INFORMATION GIVEN
──────────

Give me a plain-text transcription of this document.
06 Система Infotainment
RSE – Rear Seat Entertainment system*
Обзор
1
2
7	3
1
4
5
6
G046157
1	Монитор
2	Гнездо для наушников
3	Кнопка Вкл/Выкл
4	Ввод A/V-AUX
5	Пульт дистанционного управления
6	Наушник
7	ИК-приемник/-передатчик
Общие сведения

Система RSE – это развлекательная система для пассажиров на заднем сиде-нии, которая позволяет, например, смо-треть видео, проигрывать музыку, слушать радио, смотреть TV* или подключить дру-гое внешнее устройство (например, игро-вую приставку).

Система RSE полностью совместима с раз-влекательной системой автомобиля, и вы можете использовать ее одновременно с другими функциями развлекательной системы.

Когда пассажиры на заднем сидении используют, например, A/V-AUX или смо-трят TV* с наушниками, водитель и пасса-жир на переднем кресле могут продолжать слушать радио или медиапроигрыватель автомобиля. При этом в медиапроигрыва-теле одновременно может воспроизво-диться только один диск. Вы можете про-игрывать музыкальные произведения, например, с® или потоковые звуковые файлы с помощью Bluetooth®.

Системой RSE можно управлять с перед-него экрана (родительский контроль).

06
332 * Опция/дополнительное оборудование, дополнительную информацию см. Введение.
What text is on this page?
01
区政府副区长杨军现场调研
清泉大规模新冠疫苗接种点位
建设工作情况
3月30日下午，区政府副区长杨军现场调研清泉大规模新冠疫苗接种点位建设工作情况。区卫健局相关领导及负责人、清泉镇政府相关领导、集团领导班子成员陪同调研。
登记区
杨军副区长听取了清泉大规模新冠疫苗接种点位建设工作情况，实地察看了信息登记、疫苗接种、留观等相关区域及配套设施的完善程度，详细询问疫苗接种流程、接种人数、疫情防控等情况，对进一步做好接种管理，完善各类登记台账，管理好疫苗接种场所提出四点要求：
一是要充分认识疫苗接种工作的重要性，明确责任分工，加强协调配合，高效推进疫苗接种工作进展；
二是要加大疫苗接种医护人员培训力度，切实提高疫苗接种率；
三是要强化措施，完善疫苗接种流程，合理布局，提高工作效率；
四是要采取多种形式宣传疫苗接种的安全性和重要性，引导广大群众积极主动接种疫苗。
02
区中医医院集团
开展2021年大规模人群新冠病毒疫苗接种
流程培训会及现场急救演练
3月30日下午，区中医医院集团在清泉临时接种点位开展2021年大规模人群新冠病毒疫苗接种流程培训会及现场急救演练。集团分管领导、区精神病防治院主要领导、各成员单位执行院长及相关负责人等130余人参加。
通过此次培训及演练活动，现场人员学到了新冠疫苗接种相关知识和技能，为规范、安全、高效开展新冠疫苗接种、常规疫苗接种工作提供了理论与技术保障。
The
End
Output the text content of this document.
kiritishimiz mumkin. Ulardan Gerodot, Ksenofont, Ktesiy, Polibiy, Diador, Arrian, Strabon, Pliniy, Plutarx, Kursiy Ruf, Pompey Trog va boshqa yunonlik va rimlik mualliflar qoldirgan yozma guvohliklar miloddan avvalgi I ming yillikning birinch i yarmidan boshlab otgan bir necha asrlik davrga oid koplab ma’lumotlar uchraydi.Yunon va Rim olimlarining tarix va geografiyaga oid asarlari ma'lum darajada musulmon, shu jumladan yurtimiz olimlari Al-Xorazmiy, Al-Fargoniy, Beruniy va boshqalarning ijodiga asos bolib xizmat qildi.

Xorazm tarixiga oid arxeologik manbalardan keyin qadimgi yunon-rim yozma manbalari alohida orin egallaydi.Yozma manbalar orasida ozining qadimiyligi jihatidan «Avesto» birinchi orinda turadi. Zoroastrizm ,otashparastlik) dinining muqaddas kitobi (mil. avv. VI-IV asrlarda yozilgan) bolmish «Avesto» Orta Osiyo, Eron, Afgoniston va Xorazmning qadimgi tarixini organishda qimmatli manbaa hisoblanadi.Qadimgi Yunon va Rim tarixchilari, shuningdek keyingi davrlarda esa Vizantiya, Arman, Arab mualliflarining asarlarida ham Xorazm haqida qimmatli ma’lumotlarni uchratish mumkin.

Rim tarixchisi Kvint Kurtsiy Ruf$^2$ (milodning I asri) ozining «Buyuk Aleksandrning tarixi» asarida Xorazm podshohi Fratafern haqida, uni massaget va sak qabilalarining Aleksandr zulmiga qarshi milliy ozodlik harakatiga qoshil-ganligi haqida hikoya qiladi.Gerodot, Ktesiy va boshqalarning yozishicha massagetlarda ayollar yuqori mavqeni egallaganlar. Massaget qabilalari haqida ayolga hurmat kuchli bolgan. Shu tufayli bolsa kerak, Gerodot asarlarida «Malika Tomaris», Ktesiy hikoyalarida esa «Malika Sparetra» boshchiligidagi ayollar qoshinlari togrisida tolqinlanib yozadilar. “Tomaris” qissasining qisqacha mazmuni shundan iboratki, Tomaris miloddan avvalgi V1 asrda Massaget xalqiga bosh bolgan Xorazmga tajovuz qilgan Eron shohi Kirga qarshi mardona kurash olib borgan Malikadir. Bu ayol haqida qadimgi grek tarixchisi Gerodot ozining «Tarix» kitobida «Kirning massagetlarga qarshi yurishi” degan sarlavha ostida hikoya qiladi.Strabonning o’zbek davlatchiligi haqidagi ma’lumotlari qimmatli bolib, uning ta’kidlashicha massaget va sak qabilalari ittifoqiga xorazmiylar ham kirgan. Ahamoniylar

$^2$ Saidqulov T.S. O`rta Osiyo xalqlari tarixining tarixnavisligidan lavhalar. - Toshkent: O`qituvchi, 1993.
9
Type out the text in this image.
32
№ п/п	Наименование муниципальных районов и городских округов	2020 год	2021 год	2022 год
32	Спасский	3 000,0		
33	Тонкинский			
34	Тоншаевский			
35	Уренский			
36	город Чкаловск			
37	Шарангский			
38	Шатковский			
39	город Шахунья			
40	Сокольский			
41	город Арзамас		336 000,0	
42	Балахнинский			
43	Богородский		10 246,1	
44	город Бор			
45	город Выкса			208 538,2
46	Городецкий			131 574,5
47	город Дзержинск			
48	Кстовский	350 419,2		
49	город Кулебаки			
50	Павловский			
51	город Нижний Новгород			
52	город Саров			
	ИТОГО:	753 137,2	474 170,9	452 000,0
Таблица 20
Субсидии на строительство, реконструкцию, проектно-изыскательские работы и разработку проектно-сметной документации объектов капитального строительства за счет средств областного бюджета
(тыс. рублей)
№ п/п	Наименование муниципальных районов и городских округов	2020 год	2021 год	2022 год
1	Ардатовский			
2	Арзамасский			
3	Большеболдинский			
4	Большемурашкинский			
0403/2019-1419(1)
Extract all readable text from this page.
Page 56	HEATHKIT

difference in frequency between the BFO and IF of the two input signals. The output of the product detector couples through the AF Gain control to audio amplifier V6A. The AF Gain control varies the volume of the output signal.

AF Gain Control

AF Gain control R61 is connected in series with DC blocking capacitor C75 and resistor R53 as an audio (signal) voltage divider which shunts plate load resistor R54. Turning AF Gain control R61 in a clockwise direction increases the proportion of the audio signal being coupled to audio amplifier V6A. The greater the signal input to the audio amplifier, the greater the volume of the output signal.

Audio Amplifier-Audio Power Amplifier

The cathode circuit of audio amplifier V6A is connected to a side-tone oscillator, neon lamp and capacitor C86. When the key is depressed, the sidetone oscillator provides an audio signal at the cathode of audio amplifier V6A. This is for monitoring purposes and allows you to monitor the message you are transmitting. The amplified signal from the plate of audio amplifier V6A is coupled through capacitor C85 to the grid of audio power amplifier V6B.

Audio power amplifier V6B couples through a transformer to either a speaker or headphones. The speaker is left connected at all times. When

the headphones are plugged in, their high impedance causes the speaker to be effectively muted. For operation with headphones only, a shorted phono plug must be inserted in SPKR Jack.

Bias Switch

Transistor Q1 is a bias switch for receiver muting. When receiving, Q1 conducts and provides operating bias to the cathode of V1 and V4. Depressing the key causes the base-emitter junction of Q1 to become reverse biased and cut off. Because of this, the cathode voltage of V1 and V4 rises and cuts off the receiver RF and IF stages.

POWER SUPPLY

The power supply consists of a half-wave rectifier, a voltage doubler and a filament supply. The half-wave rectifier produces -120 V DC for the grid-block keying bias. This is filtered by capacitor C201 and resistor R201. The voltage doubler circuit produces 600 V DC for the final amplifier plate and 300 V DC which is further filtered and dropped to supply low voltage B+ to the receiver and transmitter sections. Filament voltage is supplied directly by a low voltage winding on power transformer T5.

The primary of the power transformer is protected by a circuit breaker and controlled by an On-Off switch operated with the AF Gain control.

──────────

INSTRUCTION
Find every line with the word "headphones" and state how many there are, with no other words.

SOLUTION BELOW
2